**WRITTEN EXERCISE:** Scan the entries below. List each line with "lionesses".

**INPUT MATERIAL:**
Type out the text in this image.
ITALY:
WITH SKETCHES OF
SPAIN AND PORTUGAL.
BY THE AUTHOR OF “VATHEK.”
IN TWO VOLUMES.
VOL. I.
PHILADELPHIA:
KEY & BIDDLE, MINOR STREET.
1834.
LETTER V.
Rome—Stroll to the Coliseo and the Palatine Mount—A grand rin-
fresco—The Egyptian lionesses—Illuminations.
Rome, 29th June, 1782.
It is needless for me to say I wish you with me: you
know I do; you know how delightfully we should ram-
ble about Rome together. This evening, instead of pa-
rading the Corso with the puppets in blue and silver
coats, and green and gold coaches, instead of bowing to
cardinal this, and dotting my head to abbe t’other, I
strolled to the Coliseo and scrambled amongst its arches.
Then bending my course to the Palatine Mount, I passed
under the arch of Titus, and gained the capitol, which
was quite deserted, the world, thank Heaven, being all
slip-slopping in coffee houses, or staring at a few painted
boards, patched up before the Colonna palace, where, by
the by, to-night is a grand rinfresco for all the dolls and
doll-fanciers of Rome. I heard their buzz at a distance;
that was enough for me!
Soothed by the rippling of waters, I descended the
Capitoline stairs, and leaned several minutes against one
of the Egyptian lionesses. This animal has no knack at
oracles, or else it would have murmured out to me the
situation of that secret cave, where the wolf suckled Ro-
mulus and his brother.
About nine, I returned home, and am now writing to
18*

**SOLUTION FOR THIS TASK:**
fresco—The Egyptian lionesses—Illuminations.
of the Egyptian lionesses. This animal has no knack at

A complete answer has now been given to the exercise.